(Raw records)
************
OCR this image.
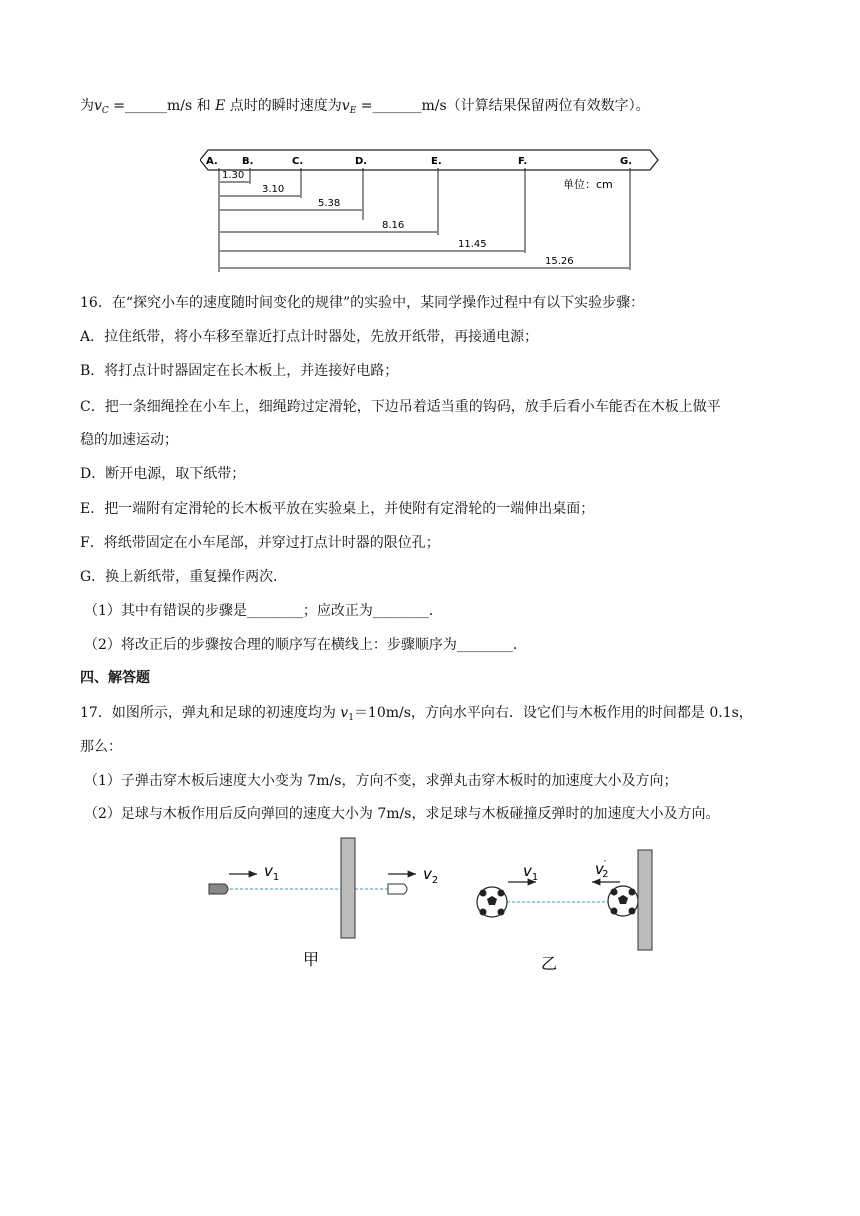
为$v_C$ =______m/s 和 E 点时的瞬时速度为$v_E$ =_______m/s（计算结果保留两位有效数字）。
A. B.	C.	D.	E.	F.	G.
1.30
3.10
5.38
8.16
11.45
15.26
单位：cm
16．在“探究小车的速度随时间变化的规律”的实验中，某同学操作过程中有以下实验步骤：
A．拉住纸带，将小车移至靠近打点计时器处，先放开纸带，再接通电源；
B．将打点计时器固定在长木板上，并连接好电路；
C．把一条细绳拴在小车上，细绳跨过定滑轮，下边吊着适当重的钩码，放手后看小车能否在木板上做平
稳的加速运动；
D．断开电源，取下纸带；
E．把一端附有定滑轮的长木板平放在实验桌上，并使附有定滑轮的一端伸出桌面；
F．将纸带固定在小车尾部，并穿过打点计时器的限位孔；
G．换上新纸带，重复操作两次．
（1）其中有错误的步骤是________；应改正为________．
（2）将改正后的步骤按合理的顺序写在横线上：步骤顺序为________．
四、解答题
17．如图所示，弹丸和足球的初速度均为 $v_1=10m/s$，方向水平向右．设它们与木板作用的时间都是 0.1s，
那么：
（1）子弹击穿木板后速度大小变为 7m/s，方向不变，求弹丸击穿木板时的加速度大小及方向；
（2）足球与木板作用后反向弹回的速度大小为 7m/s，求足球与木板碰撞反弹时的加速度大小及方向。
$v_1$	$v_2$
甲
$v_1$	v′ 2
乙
************
#### Task brief
Every line of the material is to be quoted exactly, with no pictures carried over.

#### Exercise solution
OCR this image.
为$v_C$ =______m/s 和 E 点时的瞬时速度为$v_E$ =_______m/s（计算结果保留两位有效数字）。
A. B.	C.	D.	E.	F.	G.
1.30
3.10
5.38
8.16
11.45
15.26
单位：cm
16．在“探究小车的速度随时间变化的规律”的实验中，某同学操作过程中有以下实验步骤：
A．拉住纸带，将小车移至靠近打点计时器处，先放开纸带，再接通电源；
B．将打点计时器固定在长木板上，并连接好电路；
C．把一条细绳拴在小车上，细绳跨过定滑轮，下边吊着适当重的钩码，放手后看小车能否在木板上做平
稳的加速运动；
D．断开电源，取下纸带；
E．把一端附有定滑轮的长木板平放在实验桌上，并使附有定滑轮的一端伸出桌面；
F．将纸带固定在小车尾部，并穿过打点计时器的限位孔；
G．换上新纸带，重复操作两次．
（1）其中有错误的步骤是________；应改正为________．
（2）将改正后的步骤按合理的顺序写在横线上：步骤顺序为________．
四、解答题
17．如图所示，弹丸和足球的初速度均为 $v_1=10m/s$，方向水平向右．设它们与木板作用的时间都是 0.1s，
那么：
（1）子弹击穿木板后速度大小变为 7m/s，方向不变，求弹丸击穿木板时的加速度大小及方向；
（2）足球与木板作用后反向弹回的速度大小为 7m/s，求足球与木板碰撞反弹时的加速度大小及方向。
$v_1$	$v_2$
甲
$v_1$	v′ 2
乙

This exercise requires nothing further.